▸ Problem description
From the line containing "What data populates" down to the final line of the entries below, quote every line verbatim. Exclude pictures.

────

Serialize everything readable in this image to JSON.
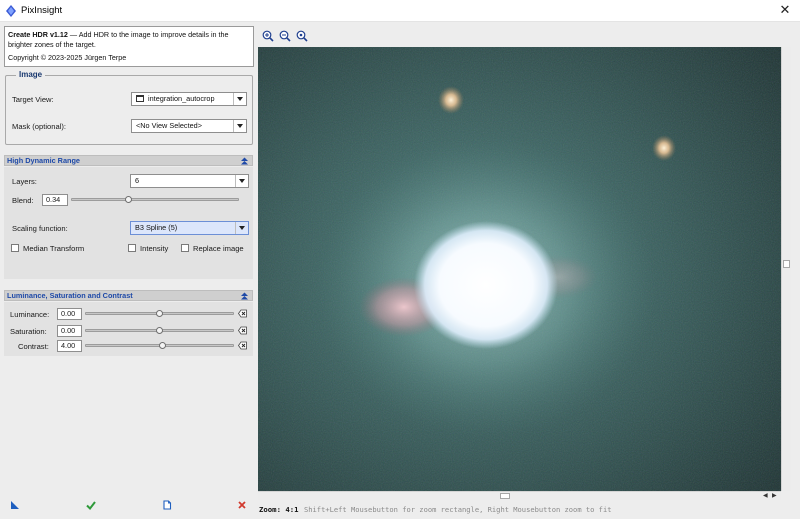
{
  "window": {
    "title": "PixInsight",
    "close_glyph": "✕"
  },
  "description": {
    "name": "Create HDR v1.12",
    "text": " — Add HDR to the image to improve details in the brighter zones of the target.",
    "copyright": "Copyright © 2023-2025 Jürgen Terpe"
  },
  "image_group": {
    "title": "Image",
    "target_view_label": "Target View:",
    "target_view_value": "integration_autocrop",
    "mask_label": "Mask (optional):",
    "mask_value": "<No View Selected>"
  },
  "hdr_section": {
    "title": "High Dynamic Range",
    "layers_label": "Layers:",
    "layers_value": "6",
    "blend_label": "Blend:",
    "blend_value": "0.34",
    "blend_level": 0.34,
    "scaling_label": "Scaling function:",
    "scaling_value": "B3 Spline (5)",
    "median_label": "Median Transform",
    "intensity_label": "Intensity",
    "replace_label": "Replace image",
    "median_checked": false,
    "intensity_checked": false,
    "replace_checked": false
  },
  "lsc_section": {
    "title": "Luminance, Saturation and Contrast",
    "luminance_label": "Luminance:",
    "luminance_value": "0.00",
    "saturation_label": "Saturation:",
    "saturation_value": "0.00",
    "contrast_label": "Contrast:",
    "contrast_value": "4.00",
    "luminance_level": 0.5,
    "saturation_level": 0.5,
    "contrast_level": 0.52
  },
  "preview": {
    "zoom_label": "Zoom: 4:1",
    "hint": "Shift+Left Mousebutton for zoom rectangle, Right Mousebutton zoom to fit"
  },
  "icons": {
    "new_instance": "triangle-icon",
    "execute": "check-icon",
    "browse_doc": "document-icon",
    "cancel": "close-icon",
    "zoom_in": "zoom-in-icon",
    "zoom_out": "zoom-out-icon",
    "zoom_fit": "zoom-fit-icon"
  },
  "colors": {
    "section_title": "#1f4aa8",
    "execute_green": "#2f9a3a",
    "cancel_red": "#d23a2e",
    "selected_combo": "#dce6fb"
  }
}
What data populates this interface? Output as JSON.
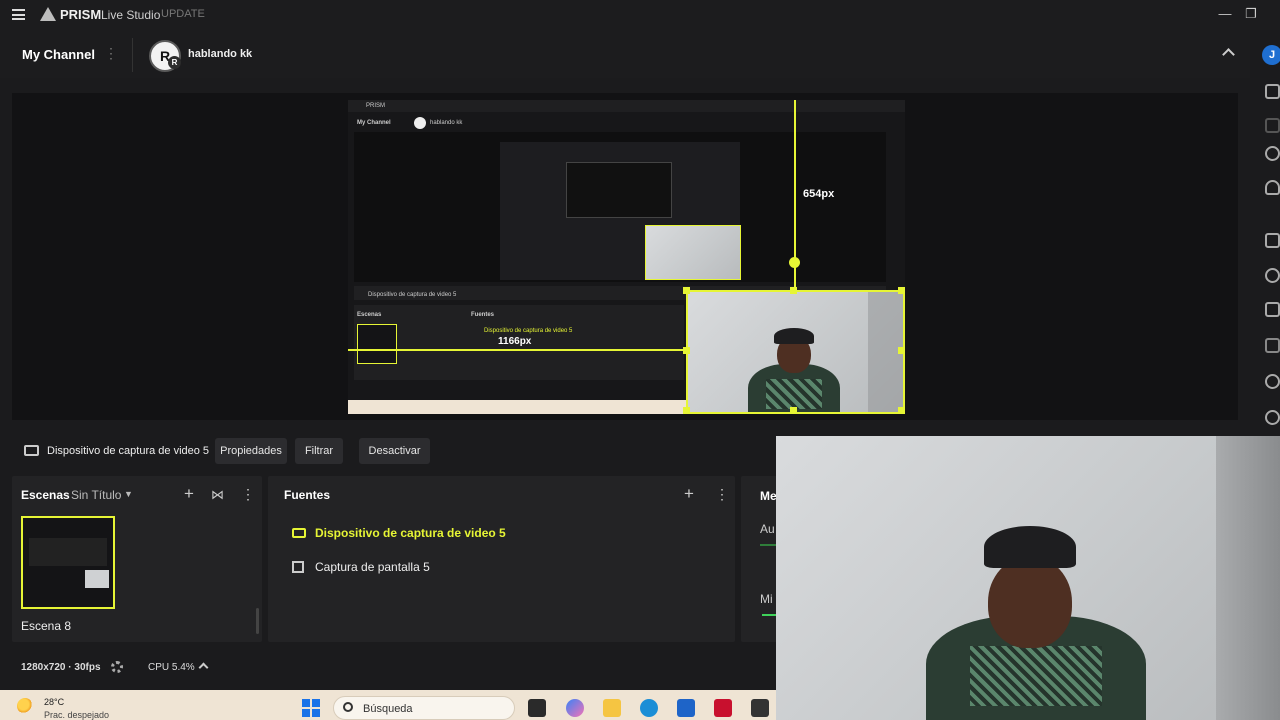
{
  "app": {
    "name": "PRISM",
    "subtitle": "Live Studio",
    "update_label": "UPDATE"
  },
  "channel": {
    "label": "My Channel",
    "avatar_letter": "R",
    "avatar_badge": "R",
    "name": "hablando kk",
    "user_initial": "J"
  },
  "preview": {
    "height_label": "654px",
    "width_label": "1166px"
  },
  "source_toolbar": {
    "source_name": "Dispositivo de captura de video 5",
    "properties": "Propiedades",
    "filter": "Filtrar",
    "deactivate": "Desactivar"
  },
  "scenes": {
    "title": "Escenas",
    "collection": "Sin Título",
    "items": [
      {
        "label": "Escena 8"
      }
    ]
  },
  "sources": {
    "title": "Fuentes",
    "items": [
      {
        "label": "Dispositivo de captura de video 5",
        "icon": "camera-icon",
        "selected": true
      },
      {
        "label": "Captura de pantalla 5",
        "icon": "screen-capture-icon",
        "selected": false
      }
    ]
  },
  "mixer": {
    "title": "Me",
    "channels": [
      {
        "label": "Au"
      },
      {
        "label": "Mi"
      }
    ]
  },
  "status": {
    "resolution": "1280x720 · 30fps",
    "cpu": "CPU 5.4%"
  },
  "taskbar": {
    "temperature": "28°C",
    "weather": "Prac. despejado",
    "search_placeholder": "Búsqueda"
  },
  "colors": {
    "accent": "#e6f535",
    "background": "#1b1b1d",
    "panel": "#232325"
  }
}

────

▸ Reply to the exercise
What data populates this interface? Output as JSON.
{
  "app": {
    "name": "PRISM",
    "subtitle": "Live Studio",
    "update_label": "UPDATE"
  },
  "channel": {
    "label": "My Channel",
    "avatar_letter": "R",
    "avatar_badge": "R",
    "name": "hablando kk",
    "user_initial": "J"
  },
  "preview": {
    "height_label": "654px",
    "width_label": "1166px"
  },
  "source_toolbar": {
    "source_name": "Dispositivo de captura de video 5",
    "properties": "Propiedades",
    "filter": "Filtrar",
    "deactivate": "Desactivar"
  },
  "scenes": {
    "title": "Escenas",
    "collection": "Sin Título",
    "items": [
      {
        "label": "Escena 8"
      }
    ]
  },
  "sources": {
    "title": "Fuentes",
    "items": [
      {
        "label": "Dispositivo de captura de video 5",
        "icon": "camera-icon",
        "selected": true
      },
      {
        "label": "Captura de pantalla 5",
        "icon": "screen-capture-icon",
        "selected": false
      }
    ]
  },
  "mixer": {
    "title": "Me",
    "channels": [
      {
        "label": "Au"
      },
      {
        "label": "Mi"
      }
    ]
  },
  "status": {
    "resolution": "1280x720 · 30fps",
    "cpu": "CPU 5.4%"
  },
  "taskbar": {
    "temperature": "28°C",
    "weather": "Prac. despejado",
    "search_placeholder": "Búsqueda"
  },
  "colors": {
    "accent": "#e6f535",
    "background": "#1b1b1d",
    "panel": "#232325"
  }
}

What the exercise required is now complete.